Kutipan Teks:
Pak DeKa, begitu biasanya Dwi Koen disapa, seperti tetesan air yang menerpa bongkahan batu di sebuah gua. Perlahan-lahan air tidak membuat lubang menganga, tetapi justru membentuk stalaktit dan staglamit, yang menajam vertikal dari atas dan bawah. Air yang menetes dari tangan Pak DeKa, bukan air biasa, karena mengandung kalsit (kalsium karbonat), yang pada akhirnya menumpuk dan membentuk material keras. Itulah keindahan dalam sebuah gua. Terkadang menjadi penghalang bagi para petualang, tetapi setiap kali pula lahir sebagai dekorasi alam yang menantang dan imajinatif.
Demikian halnya seri kartun Panji Koming yang terbit pertama kali 14 Oktober 1979 di halaman Kompas Minggu. Atas saran almarhum GM Sudarta, senior Pak DeKa waktu itu, terbitlah seri kartun kerakyatan dengan tokoh-tokoh yang memiliki karakter lugu sekaligus cerdik. Menurut Efik Mulyadi, jurnalis yang bekerja bersama Pak DeKa waktu itu, Panji Koming meneruskan karakter-karakter dalam punawakan dalam pewayangan klasik.
”Panji Koming itu lugu, tetapi Pailul yang cerdik. Lalu ada tokoh bangsawan (birokrat) yang jemawa, tetapi kepalanya kosong,” kata Efix Mulyadi, Kamis (22/8/2019), di sela-sela melayat ke rumah duka di kawasan Bintaro, Kota Tangerang Selatan, Banten.
Sesungguhnya, kecerdikan Pak DeKa, sudah terlihat ketika ia membangun latar peristiwa rekaan kartunnya pada masa Kerajaan Majapahit sebagai masa kini. Sementara masa kontemporer, di mana kita hidup sekarang ini, adalah masa 500 tahun kemudian. Latar peristiwa ini lalu dilengkapi dengan penciptaan karakter-karakter spesifik, seperti Panji Koming, Pailul, Dyah Gembili, Ni Woro Ciblon, Denmas Aryo Kendor, Mbah Kakung, dan Kirik. Lewat dunia rekaan inilah, Pak DeKa melontarkan kritik-kritik yang mengundang senyum pahit. Walau sesekali muncul pula humor-humor yang dianggap bernada sarkastik dan karena itu berkali pula tak lolos kurasi para editor di Kompas Minggu.

Latihan Tertulis 1:
Tolong ubah paragraf dalam kutipan teks tentang Pak DeKa yang diawali "Sesungguhnya, kecerdikan Pak DeKa" menjadi daftar poin yang lebih ringkas, dengan tetap memuat fakta-fakta utamanya.
Latihan Tertulis 2:
Lanjutkan kutipan teks tentang Pak DeKa dan kartun Panji Koming, mulai sesudah kalimat terakhir yang tercantum.
Bahan sesudah ini berdiri sendiri dan tidak berhubungan dengan kutipan teks tentang Pak DeKa.

Cuplikan Data:
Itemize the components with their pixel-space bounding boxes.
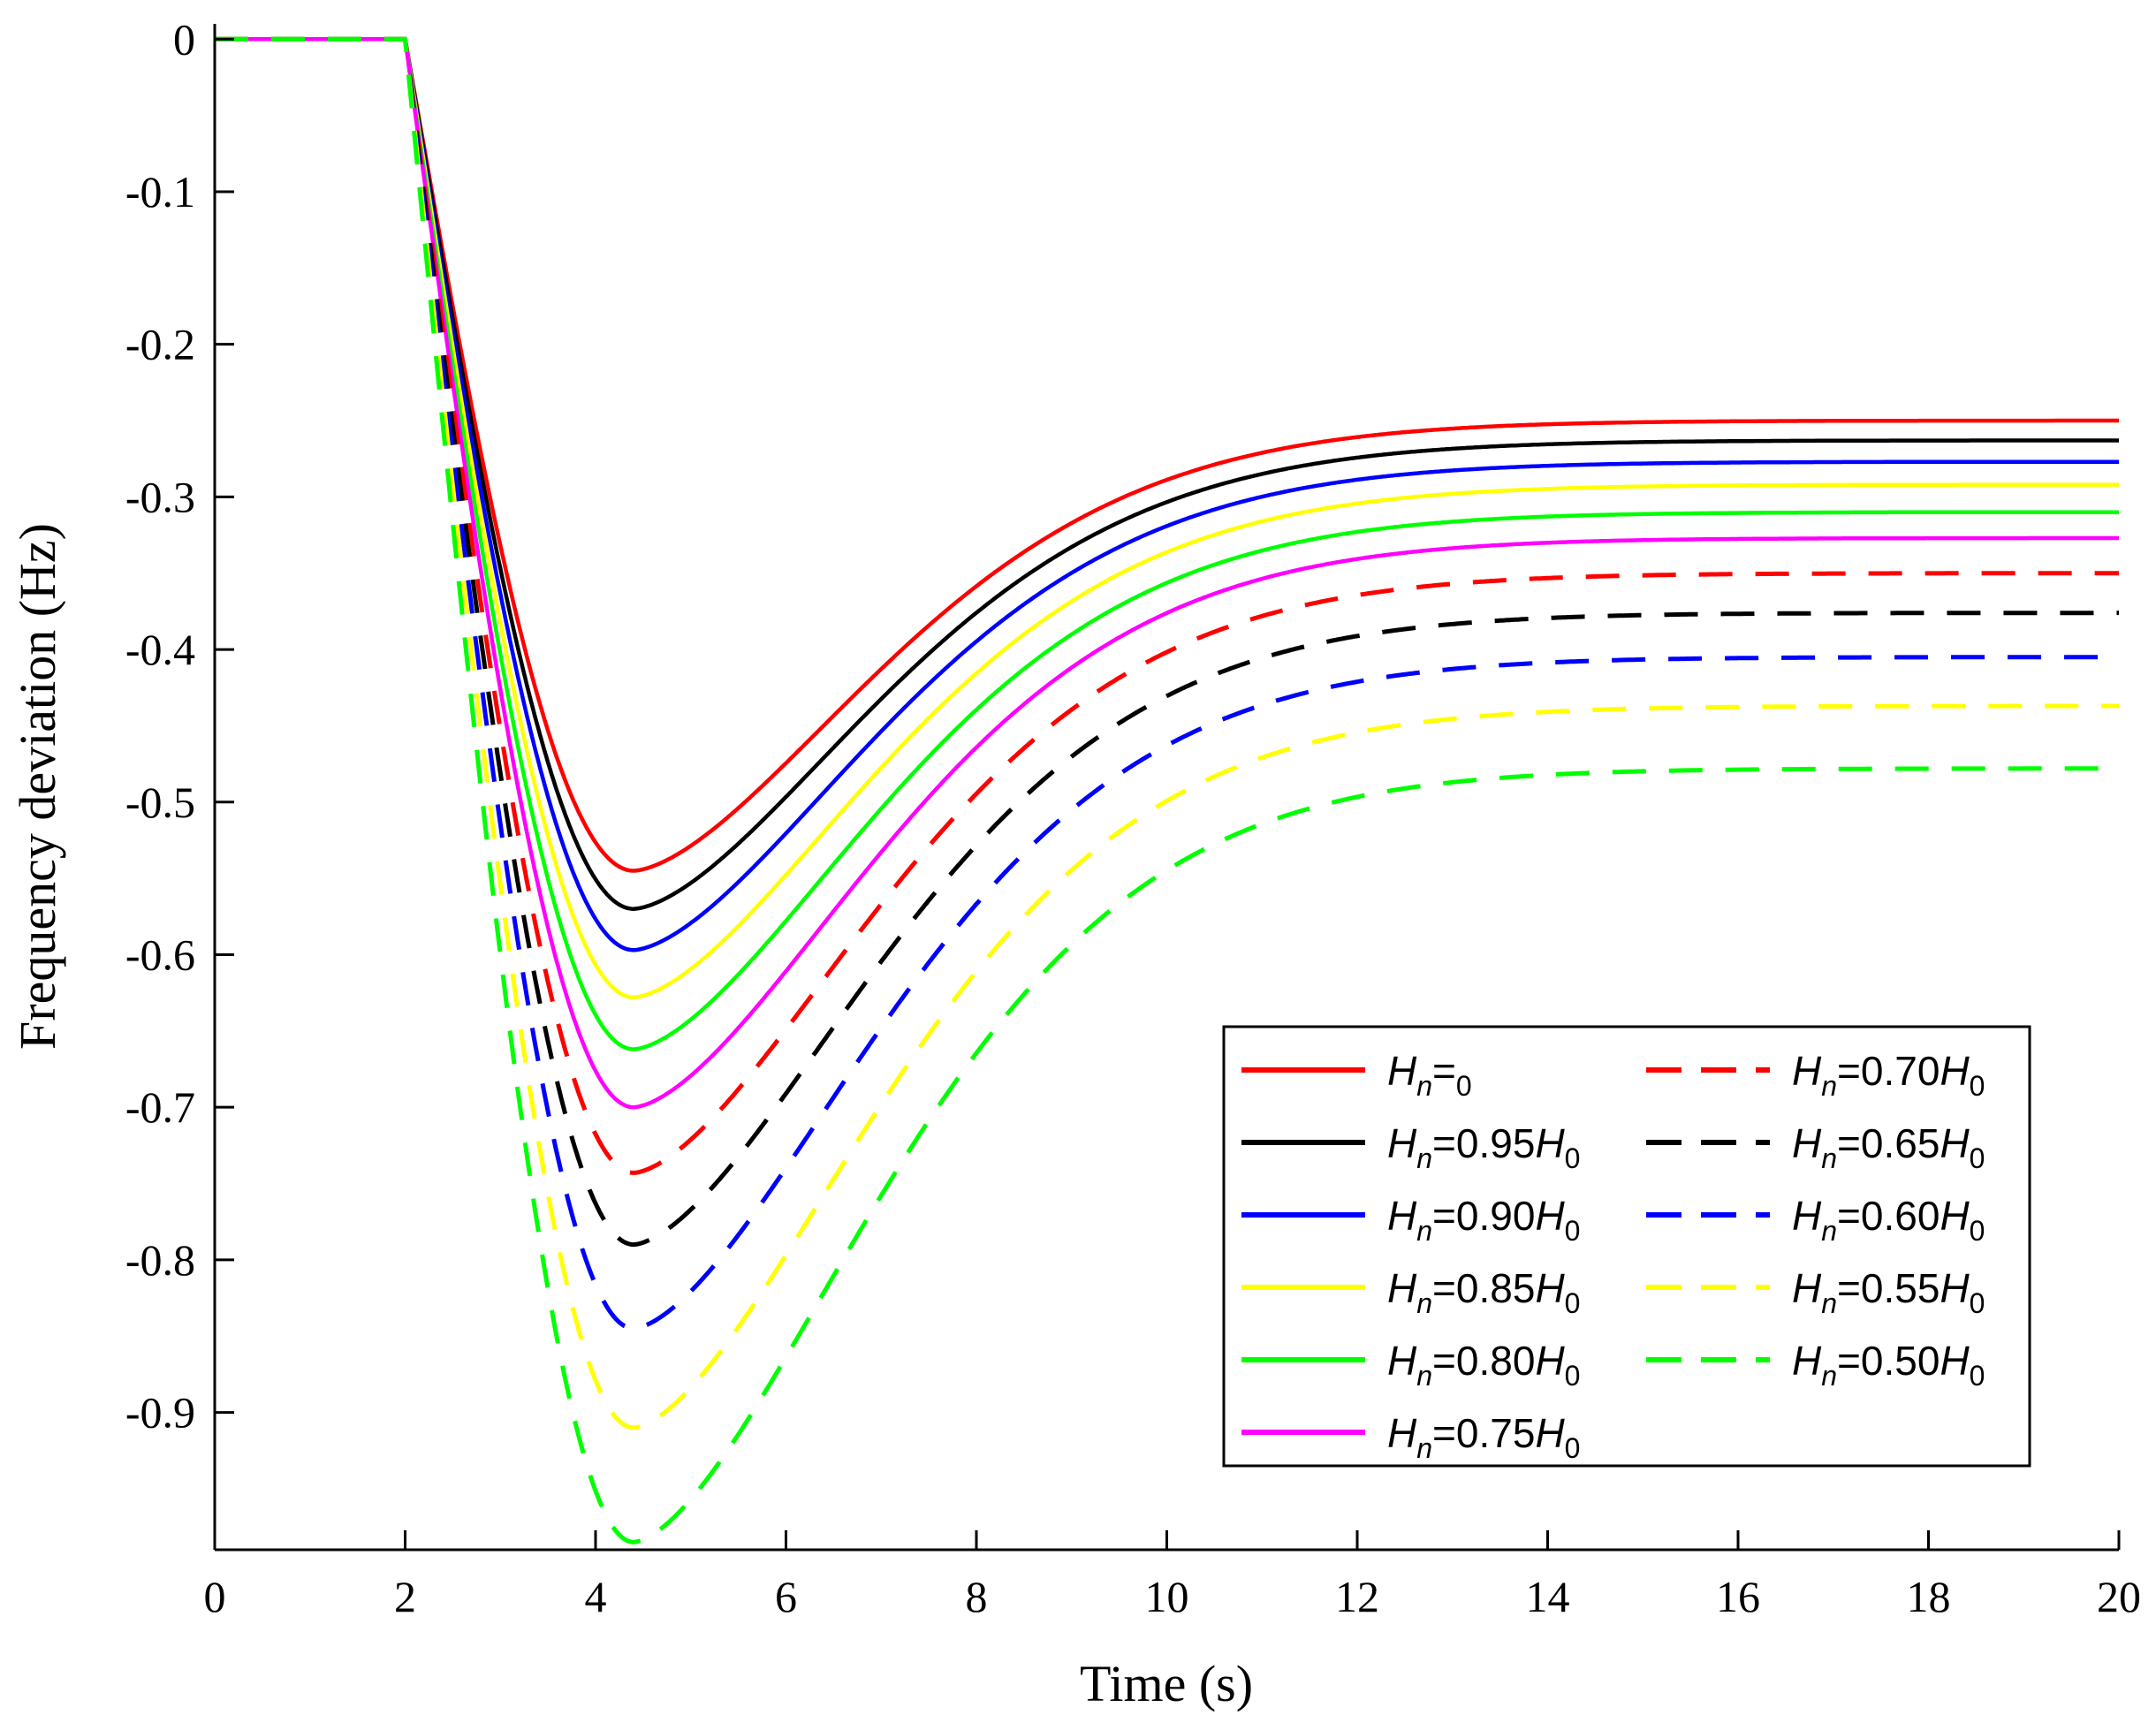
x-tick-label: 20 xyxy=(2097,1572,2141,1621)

Jawaban 1:
- Pak DeKa menempatkan latar cerita kartunnya pada masa Kerajaan Majapahit sebagai masa kini, sedangkan masa kontemporer dianggap sebagai masa 500 tahun kemudian.
- Ia menciptakan tokoh-tokoh khas: Panji Koming, Pailul, Dyah Gembili, Ni Woro Ciblon, Denmas Aryo Kendor, Mbah Kakung, dan Kirik.
- Melalui dunia rekaan itu ia melontarkan kritik yang mengundang senyum pahit.
- Sesekali humornya dianggap sarkastik sehingga beberapa kali tidak lolos kurasi editor Kompas Minggu.

Jawaban 2:
Kartun pertama
Pada edisi pertama Panji Koming, Dwi Koen menggambar dalam enam panel. Panel pertama tampak seorang pejabat kerajaan dipayungi seorang ajudan dan kemudian ditandu dua pengawal. Gambar-gambar berikutnya menunjukkan, perjalanan pejabat kerajaan dan pengawalnya menyeberangi sebuah sungai. Ketika mereka tetap berjalan maju melintasi air dan tenggelam, ikan-ikan berlompatan. Di ujung lain, seseorang bertubuh rakyat menghormat kepada pejabat kerajaan. Pada panel terakhir rakyat yang menghormat tadi mengucapkan kalimat, ”Menjaga kewibawaan memang penuh konsekuensi”.
Kartun yang dipresentasikan dalam bentuk komik strip ini, sudah memberi isyarat awal, bahwa Dwi Koen sangat mengandalkan visualisasi, sebagaimana ilmu yang ia kuasai. Gambar-gambarnya mengandung narasi cerita yang kaya tanpa atau dengan kata-kata. Sering kali ia memperlakukan kata-kata sebagai ”bahasa hati” atau ”opini” dari dirinya untuk bersikap pada situasi dan kondisi terkini dari bangsanya. Dalam beberapa hal, sikap kritisnya kerap mengundang tawa, rasa geli, atau sekadar senyum, tetapi tak kurang pula menuai kritik balik.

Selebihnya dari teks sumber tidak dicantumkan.